### Task requirements
Write out all of the entries exactly as given.
## BEGIN
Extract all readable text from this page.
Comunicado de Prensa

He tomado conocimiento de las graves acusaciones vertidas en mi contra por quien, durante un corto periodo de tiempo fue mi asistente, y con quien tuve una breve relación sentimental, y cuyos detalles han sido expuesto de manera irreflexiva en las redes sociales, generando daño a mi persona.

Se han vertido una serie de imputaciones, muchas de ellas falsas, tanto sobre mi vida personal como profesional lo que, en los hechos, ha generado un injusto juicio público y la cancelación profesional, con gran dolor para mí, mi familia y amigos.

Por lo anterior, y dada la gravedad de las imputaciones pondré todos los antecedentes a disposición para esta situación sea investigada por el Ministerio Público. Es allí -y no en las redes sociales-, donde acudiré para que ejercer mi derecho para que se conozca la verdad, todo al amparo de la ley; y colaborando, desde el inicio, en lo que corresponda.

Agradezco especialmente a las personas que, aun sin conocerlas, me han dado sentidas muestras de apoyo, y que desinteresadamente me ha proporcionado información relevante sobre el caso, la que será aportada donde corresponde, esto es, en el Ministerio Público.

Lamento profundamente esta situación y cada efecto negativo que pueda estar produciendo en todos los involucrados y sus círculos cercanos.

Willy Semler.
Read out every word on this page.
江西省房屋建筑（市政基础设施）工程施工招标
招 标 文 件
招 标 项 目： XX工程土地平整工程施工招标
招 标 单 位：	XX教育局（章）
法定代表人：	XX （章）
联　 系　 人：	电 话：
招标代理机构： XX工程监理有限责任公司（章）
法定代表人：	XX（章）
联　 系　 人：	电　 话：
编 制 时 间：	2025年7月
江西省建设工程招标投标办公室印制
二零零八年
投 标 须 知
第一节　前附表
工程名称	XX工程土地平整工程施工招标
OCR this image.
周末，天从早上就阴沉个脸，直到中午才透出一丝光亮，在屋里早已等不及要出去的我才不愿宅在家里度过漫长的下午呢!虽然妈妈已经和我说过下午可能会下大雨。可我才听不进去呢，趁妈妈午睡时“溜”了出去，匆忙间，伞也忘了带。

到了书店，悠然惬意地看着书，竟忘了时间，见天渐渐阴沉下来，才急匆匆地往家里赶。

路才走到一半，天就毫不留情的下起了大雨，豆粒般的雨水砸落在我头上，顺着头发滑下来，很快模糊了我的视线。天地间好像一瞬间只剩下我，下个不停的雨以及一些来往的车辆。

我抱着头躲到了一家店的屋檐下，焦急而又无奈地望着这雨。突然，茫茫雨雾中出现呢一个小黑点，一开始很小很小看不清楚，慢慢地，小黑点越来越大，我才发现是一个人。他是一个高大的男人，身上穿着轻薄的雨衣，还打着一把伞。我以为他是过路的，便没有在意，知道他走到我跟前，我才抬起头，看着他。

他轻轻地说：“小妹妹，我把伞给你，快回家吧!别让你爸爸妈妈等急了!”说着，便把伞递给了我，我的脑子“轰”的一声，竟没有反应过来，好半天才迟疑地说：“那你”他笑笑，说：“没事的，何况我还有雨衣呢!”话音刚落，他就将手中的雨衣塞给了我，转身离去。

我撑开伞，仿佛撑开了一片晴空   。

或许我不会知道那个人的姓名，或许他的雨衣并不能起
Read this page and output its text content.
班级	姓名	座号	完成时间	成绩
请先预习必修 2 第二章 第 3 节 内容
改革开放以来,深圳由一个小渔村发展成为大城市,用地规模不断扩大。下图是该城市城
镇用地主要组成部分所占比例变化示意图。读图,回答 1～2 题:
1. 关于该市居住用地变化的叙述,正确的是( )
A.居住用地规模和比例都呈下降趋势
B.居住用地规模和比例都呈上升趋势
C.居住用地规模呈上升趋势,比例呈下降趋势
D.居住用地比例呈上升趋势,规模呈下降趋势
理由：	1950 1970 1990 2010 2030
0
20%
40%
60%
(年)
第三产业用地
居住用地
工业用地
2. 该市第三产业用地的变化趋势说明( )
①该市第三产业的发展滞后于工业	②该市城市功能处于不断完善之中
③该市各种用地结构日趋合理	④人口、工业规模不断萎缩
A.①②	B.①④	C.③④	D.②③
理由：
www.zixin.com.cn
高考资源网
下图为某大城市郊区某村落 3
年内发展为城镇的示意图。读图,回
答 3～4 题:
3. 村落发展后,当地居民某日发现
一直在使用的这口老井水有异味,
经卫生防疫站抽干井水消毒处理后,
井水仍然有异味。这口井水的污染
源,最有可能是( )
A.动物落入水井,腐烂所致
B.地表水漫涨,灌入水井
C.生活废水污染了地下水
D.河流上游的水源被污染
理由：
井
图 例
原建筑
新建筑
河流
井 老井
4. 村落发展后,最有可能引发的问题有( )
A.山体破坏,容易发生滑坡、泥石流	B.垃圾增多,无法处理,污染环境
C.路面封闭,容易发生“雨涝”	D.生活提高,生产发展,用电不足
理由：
## END
### Solution
Extract all readable text from this page.
Comunicado de Prensa

He tomado conocimiento de las graves acusaciones vertidas en mi contra por quien, durante un corto periodo de tiempo fue mi asistente, y con quien tuve una breve relación sentimental, y cuyos detalles han sido expuesto de manera irreflexiva en las redes sociales, generando daño a mi persona.

Se han vertido una serie de imputaciones, muchas de ellas falsas, tanto sobre mi vida personal como profesional lo que, en los hechos, ha generado un injusto juicio público y la cancelación profesional, con gran dolor para mí, mi familia y amigos.

Por lo anterior, y dada la gravedad de las imputaciones pondré todos los antecedentes a disposición para esta situación sea investigada por el Ministerio Público. Es allí -y no en las redes sociales-, donde acudiré para que ejercer mi derecho para que se conozca la verdad, todo al amparo de la ley; y colaborando, desde el inicio, en lo que corresponda.

Agradezco especialmente a las personas que, aun sin conocerlas, me han dado sentidas muestras de apoyo, y que desinteresadamente me ha proporcionado información relevante sobre el caso, la que será aportada donde corresponde, esto es, en el Ministerio Público.

Lamento profundamente esta situación y cada efecto negativo que pueda estar produciendo en todos los involucrados y sus círculos cercanos.

Willy Semler.
Read out every word on this page.
江西省房屋建筑（市政基础设施）工程施工招标
招 标 文 件
招 标 项 目： XX工程土地平整工程施工招标
招 标 单 位：	XX教育局（章）
法定代表人：	XX （章）
联　 系　 人：	电 话：
招标代理机构： XX工程监理有限责任公司（章）
法定代表人：	XX（章）
联　 系　 人：	电　 话：
编 制 时 间：	2025年7月
江西省建设工程招标投标办公室印制
二零零八年
投 标 须 知
第一节　前附表
工程名称	XX工程土地平整工程施工招标
OCR this image.
周末，天从早上就阴沉个脸，直到中午才透出一丝光亮，在屋里早已等不及要出去的我才不愿宅在家里度过漫长的下午呢!虽然妈妈已经和我说过下午可能会下大雨。可我才听不进去呢，趁妈妈午睡时“溜”了出去，匆忙间，伞也忘了带。

到了书店，悠然惬意地看着书，竟忘了时间，见天渐渐阴沉下来，才急匆匆地往家里赶。

路才走到一半，天就毫不留情的下起了大雨，豆粒般的雨水砸落在我头上，顺着头发滑下来，很快模糊了我的视线。天地间好像一瞬间只剩下我，下个不停的雨以及一些来往的车辆。

我抱着头躲到了一家店的屋檐下，焦急而又无奈地望着这雨。突然，茫茫雨雾中出现呢一个小黑点，一开始很小很小看不清楚，慢慢地，小黑点越来越大，我才发现是一个人。他是一个高大的男人，身上穿着轻薄的雨衣，还打着一把伞。我以为他是过路的，便没有在意，知道他走到我跟前，我才抬起头，看着他。

他轻轻地说：“小妹妹，我把伞给你，快回家吧!别让你爸爸妈妈等急了!”说着，便把伞递给了我，我的脑子“轰”的一声，竟没有反应过来，好半天才迟疑地说：“那你”他笑笑，说：“没事的，何况我还有雨衣呢!”话音刚落，他就将手中的雨衣塞给了我，转身离去。

我撑开伞，仿佛撑开了一片晴空   。

或许我不会知道那个人的姓名，或许他的雨衣并不能起
Read this page and output its text content.
班级	姓名	座号	完成时间	成绩
请先预习必修 2 第二章 第 3 节 内容
改革开放以来,深圳由一个小渔村发展成为大城市,用地规模不断扩大。下图是该城市城
镇用地主要组成部分所占比例变化示意图。读图,回答 1～2 题:
1. 关于该市居住用地变化的叙述,正确的是( )
A.居住用地规模和比例都呈下降趋势
B.居住用地规模和比例都呈上升趋势
C.居住用地规模呈上升趋势,比例呈下降趋势
D.居住用地比例呈上升趋势,规模呈下降趋势
理由：	1950 1970 1990 2010 2030
0
20%
40%
60%
(年)
第三产业用地
居住用地
工业用地
2. 该市第三产业用地的变化趋势说明( )
①该市第三产业的发展滞后于工业	②该市城市功能处于不断完善之中
③该市各种用地结构日趋合理	④人口、工业规模不断萎缩
A.①②	B.①④	C.③④	D.②③
理由：
www.zixin.com.cn
高考资源网
下图为某大城市郊区某村落 3
年内发展为城镇的示意图。读图,回
答 3～4 题:
3. 村落发展后,当地居民某日发现
一直在使用的这口老井水有异味,
经卫生防疫站抽干井水消毒处理后,
井水仍然有异味。这口井水的污染
源,最有可能是( )
A.动物落入水井,腐烂所致
B.地表水漫涨,灌入水井
C.生活废水污染了地下水
D.河流上游的水源被污染
理由：
井
图 例
原建筑
新建筑
河流
井 老井
4. 村落发展后,最有可能引发的问题有( )
A.山体破坏,容易发生滑坡、泥石流	B.垃圾增多,无法处理,污染环境
C.路面封闭,容易发生“雨涝”	D.生活提高,生产发展,用电不足
理由：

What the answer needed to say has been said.